Start of Extract
Looking at the comments here, it's possible that this may trigger a run on banks.



The subtext here is David Sacks and his friends are investors in Silicon Valley companies. Lots of Silicon Valley companies are depositors of SVB and could lose money if there is a haircut on assets over $250k, or at least will lose temporary access to their cash. David Sacks wants SVB to be bailed out by a major bank so those deposits are made good. He’s talking about a wider economic impact because that’s an argument that such a bailout is necessary for the country, not just local VCs.


So gambler wants house to cover his losses because his friends and him won't be able to continue gamble if they lose.


I don’t understand the disgust I’m reading for VCs and startups. Bailing out the bank doesn’t mean we let the bank CEO get richer off this transaction (like we did in 2008). It means the startup companies making payroll are going to survive and continue building the future of technology and healthcare.

What am I missing?


There’s disgust for a few reasons. One is that the wealthy (including VCs) have an undue influence on society and the economy just due to being wealthy. It’s always nice to see them take a hit sometimes.

Silicon Valley is “building the future”, but at the same time can be very disconnected from the lives of many people around the country. That leads to mistrust and lack of empathy when these kinds of things happen.


I'll add on an extra layer of disguist: cash management accounts exist. They've existed for a long time. They serve literally to hedge against the risks of bank failures by automatically sweeping funds in them between multiple FDIC member banks to:

1. Increase the amount of funds covered by FDIC insurance

2. Reduce the potential for loss of funds by a bank failure

I get that it's a pain in the ass to manage a bunch of accounts, but any business with >$1mm in cash reserves really should have everything but their operational float in a CMA or manually move it around themselves into multiple banks. When I see comments about a startup that had $x million in cash with SVB I have to wonder what the hell the founder and their investors were thinking keeping all of that in a single place.


I don’t think people are disgusted at “startups” in general, but David Sacks deserves any scorn that comes his way after his shameless and pathetic Musk sycophancy through the whole Twitter deal.

This guy who has spent years (decades?) constantly whining about how government regulations are excessive and federal agency should be curtailed and government should stop protecting various groups from harm etc. is now suddenly crying out for urgent government help once something is hurting him and his friend circle personally.


BANG ON. The guy is sickening.


It means that the bank was gambling, lost, and wants to externalize those losses onto the rest of us who weren't gambling.


Funny that in threads about crypto companies failing everyone cries about "this is why we have regulations and safety valves in the financial industry!" but now when these are in force people cry about the safety valves and regulations existing, and how the companies should just be allowed to fail


Who's doing that?

Part of the issue here is that SVB was able to get into trouble because important regulations and safeguards were removed years ago.

The ones that exist to minimize the wider impact of a bank failure are working, and I don't see anyone upset about that fact.


They bought treasuries and triple A rated mortgages. what else do you expect a bank to do to when seeking yield?
End of Extract
**To-do list:**
1) Revise the SVB discussion starting with "I don’t understand" and going on through "technology and healthcare.", putting "rent" in place of "payroll".
2) Continue the SVB discussion from its last comment.
The material has no connection to the SVB discussion.
Start of Given records
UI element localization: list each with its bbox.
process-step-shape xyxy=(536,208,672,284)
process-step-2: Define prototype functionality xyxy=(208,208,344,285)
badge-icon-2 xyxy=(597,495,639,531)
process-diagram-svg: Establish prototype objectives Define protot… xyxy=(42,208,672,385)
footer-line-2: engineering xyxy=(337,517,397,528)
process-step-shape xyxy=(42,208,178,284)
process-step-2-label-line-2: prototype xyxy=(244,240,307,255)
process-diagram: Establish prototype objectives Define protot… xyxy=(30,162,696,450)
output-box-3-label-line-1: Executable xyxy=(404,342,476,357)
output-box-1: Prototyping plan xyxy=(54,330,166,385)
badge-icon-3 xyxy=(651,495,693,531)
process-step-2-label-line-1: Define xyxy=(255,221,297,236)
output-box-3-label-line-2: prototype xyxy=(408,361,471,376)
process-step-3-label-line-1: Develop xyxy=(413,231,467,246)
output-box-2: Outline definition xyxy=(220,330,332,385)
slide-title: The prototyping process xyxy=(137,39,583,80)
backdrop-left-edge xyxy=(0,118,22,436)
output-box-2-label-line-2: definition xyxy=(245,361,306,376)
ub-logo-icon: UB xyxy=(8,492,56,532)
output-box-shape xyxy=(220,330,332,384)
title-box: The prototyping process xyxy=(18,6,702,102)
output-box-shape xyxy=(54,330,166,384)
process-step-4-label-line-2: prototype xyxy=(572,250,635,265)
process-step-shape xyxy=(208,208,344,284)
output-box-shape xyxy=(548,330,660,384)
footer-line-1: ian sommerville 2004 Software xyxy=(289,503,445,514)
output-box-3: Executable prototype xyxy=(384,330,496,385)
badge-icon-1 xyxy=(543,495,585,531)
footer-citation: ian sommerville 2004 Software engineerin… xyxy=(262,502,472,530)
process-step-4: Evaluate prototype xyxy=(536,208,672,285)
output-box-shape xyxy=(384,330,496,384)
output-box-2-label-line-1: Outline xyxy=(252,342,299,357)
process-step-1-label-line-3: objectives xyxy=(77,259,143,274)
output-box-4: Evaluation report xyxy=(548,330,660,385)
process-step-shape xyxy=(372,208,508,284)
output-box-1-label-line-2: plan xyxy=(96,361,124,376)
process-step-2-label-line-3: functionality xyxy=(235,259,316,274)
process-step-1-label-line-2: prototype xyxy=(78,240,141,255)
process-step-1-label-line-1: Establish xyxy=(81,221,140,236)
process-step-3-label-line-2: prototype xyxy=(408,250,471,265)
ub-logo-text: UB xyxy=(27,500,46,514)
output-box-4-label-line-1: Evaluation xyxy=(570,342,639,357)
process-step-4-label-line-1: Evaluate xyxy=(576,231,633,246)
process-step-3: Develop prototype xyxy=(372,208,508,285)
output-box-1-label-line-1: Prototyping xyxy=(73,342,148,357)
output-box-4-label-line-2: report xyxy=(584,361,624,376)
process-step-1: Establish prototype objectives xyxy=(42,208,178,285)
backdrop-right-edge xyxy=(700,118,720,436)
End of Given records
**Solved tasks:**
1)
I don’t understand the disgust I’m reading for VCs and startups. Bailing out the bank doesn’t mean we let the bank CEO get richer off this transaction (like we did in 2008). It means the startup companies making rent are going to survive and continue building the future of technology and healthcare.

2)
They aren’t just a vault for your money - they would charge you handsomely if so.


>Part of the issue here is that SVB was able to get into trouble because important regulations and safeguards were removed years ago.

Which important regulations and safeguards were removed?


I'm thinking of the Glass-Steagall Act that was put into place after the great depression. It prevented banks from engaging in both commercial and investment banking at the same time. You had to choose what sort of bank you wanted to be. The effect of this was to prevent banks from being able to take depositor's money and put it in risky investments.

It was effectively repealed in 1999 by the Gramm-Leach-Bliley Act. Its repeal is one of the things that allowed the 2008 crash to happen.


Yes

An alternative is to bankrupt the partners, cancel the shares, then take action for depositors

That is what did not happen in 2008


This is exactly what's happening here. Equity investors have lost their shirts. The government protection is only for depositors.


I hope so. But we have not seen that yet.

Have the shares been canceled? Are the partners bankrupted?

Too soon to tell. Remember AIG


It's just that VCs and their portfolio companies are part of the same plutocracy as the banksters of 2008. Those without gazillions in stock options are furious that all of a sudden, they cry for bail-outs. Just like 2008.

Let them crash and burn, they shouldn't have all their assets in one bank.


you’re not missing anything

its not just government bailout versus nothing. private equity could have come together and tried to shore of the bank in its capital raise, but nobody (not enough) wanted to be first. their own collective risk aversion is their demise. And on the greed front, people totally plan to buy the carcass and firesold assets.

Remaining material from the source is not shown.